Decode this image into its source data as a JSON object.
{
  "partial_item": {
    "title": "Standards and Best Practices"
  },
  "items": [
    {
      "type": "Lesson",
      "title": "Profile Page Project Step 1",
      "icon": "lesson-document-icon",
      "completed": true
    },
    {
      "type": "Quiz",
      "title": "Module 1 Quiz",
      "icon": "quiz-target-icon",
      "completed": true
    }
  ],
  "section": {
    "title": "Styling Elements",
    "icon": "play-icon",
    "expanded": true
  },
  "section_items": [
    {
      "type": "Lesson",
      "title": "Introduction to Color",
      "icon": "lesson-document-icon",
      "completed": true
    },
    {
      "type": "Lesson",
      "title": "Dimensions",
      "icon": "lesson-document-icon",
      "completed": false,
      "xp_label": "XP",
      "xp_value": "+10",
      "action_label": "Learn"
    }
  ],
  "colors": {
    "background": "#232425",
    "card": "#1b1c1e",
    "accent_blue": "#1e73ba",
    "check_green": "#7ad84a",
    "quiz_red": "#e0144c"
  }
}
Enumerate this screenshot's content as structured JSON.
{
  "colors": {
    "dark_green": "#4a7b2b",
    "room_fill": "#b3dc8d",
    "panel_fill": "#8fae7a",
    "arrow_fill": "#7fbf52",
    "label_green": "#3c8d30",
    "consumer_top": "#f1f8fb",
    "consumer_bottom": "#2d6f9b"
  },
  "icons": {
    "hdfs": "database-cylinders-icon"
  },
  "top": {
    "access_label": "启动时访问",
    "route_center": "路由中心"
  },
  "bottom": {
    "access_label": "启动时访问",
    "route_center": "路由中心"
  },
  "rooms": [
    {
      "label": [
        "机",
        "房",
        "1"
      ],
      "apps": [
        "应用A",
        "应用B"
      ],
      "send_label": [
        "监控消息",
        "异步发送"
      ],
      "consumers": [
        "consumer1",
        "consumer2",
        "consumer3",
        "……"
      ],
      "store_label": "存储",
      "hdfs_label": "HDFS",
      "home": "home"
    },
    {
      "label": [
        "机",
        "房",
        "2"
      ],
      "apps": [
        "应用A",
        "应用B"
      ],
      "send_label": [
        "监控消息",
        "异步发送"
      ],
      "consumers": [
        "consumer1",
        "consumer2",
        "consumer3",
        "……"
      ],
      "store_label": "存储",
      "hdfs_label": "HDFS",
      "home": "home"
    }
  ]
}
__________________________________________________
## WORK TO DO
Repeat all the entries exactly as given.

## FINISHED TASK
Decode this image into its source data as a JSON object.
{
  "partial_item": {
    "title": "Standards and Best Practices"
  },
  "items": [
    {
      "type": "Lesson",
      "title": "Profile Page Project Step 1",
      "icon": "lesson-document-icon",
      "completed": true
    },
    {
      "type": "Quiz",
      "title": "Module 1 Quiz",
      "icon": "quiz-target-icon",
      "completed": true
    }
  ],
  "section": {
    "title": "Styling Elements",
    "icon": "play-icon",
    "expanded": true
  },
  "section_items": [
    {
      "type": "Lesson",
      "title": "Introduction to Color",
      "icon": "lesson-document-icon",
      "completed": true
    },
    {
      "type": "Lesson",
      "title": "Dimensions",
      "icon": "lesson-document-icon",
      "completed": false,
      "xp_label": "XP",
      "xp_value": "+10",
      "action_label": "Learn"
    }
  ],
  "colors": {
    "background": "#232425",
    "card": "#1b1c1e",
    "accent_blue": "#1e73ba",
    "check_green": "#7ad84a",
    "quiz_red": "#e0144c"
  }
}
Enumerate this screenshot's content as structured JSON.
{
  "colors": {
    "dark_green": "#4a7b2b",
    "room_fill": "#b3dc8d",
    "panel_fill": "#8fae7a",
    "arrow_fill": "#7fbf52",
    "label_green": "#3c8d30",
    "consumer_top": "#f1f8fb",
    "consumer_bottom": "#2d6f9b"
  },
  "icons": {
    "hdfs": "database-cylinders-icon"
  },
  "top": {
    "access_label": "启动时访问",
    "route_center": "路由中心"
  },
  "bottom": {
    "access_label": "启动时访问",
    "route_center": "路由中心"
  },
  "rooms": [
    {
      "label": [
        "机",
        "房",
        "1"
      ],
      "apps": [
        "应用A",
        "应用B"
      ],
      "send_label": [
        "监控消息",
        "异步发送"
      ],
      "consumers": [
        "consumer1",
        "consumer2",
        "consumer3",
        "……"
      ],
      "store_label": "存储",
      "hdfs_label": "HDFS",
      "home": "home"
    },
    {
      "label": [
        "机",
        "房",
        "2"
      ],
      "apps": [
        "应用A",
        "应用B"
      ],
      "send_label": [
        "监控消息",
        "异步发送"
      ],
      "consumers": [
        "consumer1",
        "consumer2",
        "consumer3",
        "……"
      ],
      "store_label": "存储",
      "hdfs_label": "HDFS",
      "home": "home"
    }
  ]
}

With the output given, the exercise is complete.